In the material below, which lines hold the word "mental"? Pick each one out.
-- Data extracts follows --
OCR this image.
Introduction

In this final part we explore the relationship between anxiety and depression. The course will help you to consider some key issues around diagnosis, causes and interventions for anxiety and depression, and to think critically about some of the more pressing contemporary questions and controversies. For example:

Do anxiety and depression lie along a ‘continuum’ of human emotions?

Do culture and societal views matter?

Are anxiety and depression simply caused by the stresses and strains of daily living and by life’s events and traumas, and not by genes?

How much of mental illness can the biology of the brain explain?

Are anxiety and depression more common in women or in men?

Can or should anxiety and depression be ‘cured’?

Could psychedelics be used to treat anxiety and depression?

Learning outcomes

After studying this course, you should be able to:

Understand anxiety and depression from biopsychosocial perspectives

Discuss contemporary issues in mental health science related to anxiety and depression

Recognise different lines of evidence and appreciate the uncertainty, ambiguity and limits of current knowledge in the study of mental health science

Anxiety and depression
-- Data extracts concluded --
### [Finished task]
How much of mental illness can the biology of the brain explain?
Discuss contemporary issues in mental health science related to anxiety and depression
Recognise different lines of evidence and appreciate the uncertainty, ambiguity and limits of current knowledge in the study of mental health science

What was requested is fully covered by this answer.